» Task description
Below are some records. Copy every line in them that holds "marginal".

» Data provided

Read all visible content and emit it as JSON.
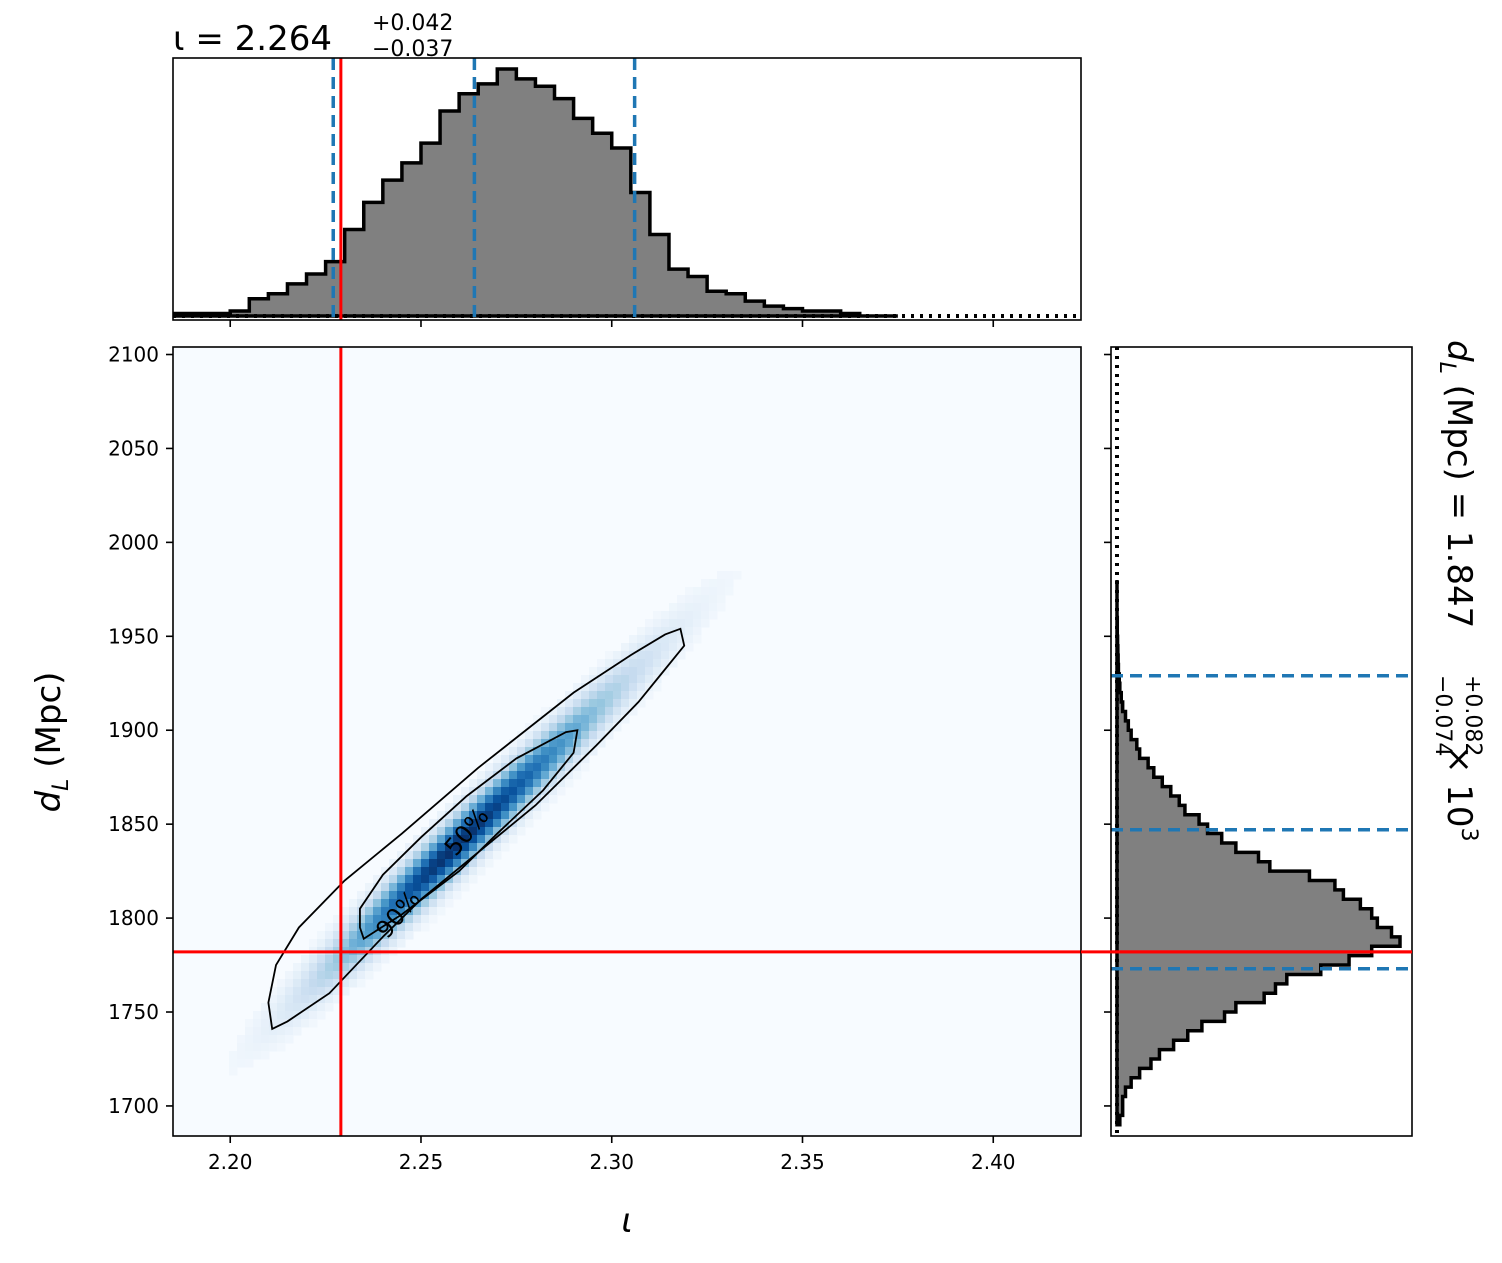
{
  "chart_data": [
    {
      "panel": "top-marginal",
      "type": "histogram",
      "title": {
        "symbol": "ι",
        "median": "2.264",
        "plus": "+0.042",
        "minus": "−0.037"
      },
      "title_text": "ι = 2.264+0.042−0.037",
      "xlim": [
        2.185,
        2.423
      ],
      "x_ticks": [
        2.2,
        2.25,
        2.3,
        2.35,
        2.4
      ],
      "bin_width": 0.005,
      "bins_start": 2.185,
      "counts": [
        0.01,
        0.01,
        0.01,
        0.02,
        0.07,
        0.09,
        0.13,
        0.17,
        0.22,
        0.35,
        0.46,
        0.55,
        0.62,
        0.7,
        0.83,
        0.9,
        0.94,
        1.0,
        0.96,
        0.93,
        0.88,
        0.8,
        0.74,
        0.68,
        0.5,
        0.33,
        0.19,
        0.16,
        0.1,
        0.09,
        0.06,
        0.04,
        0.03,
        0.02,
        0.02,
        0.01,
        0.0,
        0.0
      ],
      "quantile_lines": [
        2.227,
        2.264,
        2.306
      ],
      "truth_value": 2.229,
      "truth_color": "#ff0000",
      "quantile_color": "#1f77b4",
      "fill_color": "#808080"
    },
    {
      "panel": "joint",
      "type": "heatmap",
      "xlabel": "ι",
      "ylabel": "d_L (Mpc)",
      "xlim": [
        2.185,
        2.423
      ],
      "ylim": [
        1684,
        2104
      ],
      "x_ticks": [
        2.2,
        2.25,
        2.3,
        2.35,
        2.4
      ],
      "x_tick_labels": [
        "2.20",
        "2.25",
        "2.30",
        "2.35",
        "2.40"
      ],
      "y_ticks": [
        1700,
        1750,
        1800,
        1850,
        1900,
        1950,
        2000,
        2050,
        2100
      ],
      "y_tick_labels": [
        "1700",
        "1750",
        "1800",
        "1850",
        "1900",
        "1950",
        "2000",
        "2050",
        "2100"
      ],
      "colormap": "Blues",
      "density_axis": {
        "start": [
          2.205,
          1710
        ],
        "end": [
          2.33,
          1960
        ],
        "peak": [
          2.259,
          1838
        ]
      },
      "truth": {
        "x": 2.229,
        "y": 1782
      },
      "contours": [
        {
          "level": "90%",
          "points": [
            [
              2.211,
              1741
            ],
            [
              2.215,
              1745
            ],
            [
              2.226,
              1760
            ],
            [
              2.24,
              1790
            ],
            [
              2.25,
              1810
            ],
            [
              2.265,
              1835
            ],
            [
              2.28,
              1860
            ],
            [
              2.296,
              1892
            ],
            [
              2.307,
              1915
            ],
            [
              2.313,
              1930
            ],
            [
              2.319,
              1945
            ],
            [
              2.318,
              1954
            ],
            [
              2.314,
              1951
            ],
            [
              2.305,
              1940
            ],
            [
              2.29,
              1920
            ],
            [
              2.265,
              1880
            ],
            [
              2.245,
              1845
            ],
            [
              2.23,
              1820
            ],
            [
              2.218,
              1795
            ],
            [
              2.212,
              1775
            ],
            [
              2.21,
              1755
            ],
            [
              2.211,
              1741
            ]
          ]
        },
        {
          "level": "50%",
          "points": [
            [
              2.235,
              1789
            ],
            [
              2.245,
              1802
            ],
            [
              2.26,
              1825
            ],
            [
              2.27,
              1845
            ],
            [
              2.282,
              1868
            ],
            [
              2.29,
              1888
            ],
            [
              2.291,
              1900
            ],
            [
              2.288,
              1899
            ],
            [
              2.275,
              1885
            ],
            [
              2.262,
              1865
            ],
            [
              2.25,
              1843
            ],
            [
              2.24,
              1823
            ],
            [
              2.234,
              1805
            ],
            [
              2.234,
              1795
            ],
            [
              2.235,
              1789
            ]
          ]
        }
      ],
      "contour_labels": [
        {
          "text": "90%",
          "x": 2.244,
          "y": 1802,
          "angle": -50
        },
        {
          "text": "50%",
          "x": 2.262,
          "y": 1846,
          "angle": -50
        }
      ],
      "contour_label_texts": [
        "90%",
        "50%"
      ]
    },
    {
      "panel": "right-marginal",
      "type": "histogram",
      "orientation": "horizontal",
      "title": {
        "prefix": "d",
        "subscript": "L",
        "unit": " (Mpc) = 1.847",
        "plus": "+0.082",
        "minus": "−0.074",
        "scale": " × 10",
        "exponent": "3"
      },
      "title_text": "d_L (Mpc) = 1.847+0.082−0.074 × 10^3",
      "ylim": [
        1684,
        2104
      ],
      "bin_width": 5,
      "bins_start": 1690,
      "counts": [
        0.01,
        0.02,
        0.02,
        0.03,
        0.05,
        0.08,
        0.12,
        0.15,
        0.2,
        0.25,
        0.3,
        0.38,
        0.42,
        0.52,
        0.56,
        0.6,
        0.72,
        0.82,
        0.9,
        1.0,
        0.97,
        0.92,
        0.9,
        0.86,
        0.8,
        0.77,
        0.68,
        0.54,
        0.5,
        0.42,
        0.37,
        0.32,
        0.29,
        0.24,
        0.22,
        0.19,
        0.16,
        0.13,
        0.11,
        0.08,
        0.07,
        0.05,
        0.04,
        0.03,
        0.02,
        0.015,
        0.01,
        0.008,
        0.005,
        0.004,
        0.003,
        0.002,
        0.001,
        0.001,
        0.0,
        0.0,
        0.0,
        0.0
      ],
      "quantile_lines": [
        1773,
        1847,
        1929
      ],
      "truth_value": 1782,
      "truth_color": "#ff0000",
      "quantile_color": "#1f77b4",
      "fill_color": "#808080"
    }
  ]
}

» Answer in full
      "panel": "top-marginal",
      "panel": "right-marginal",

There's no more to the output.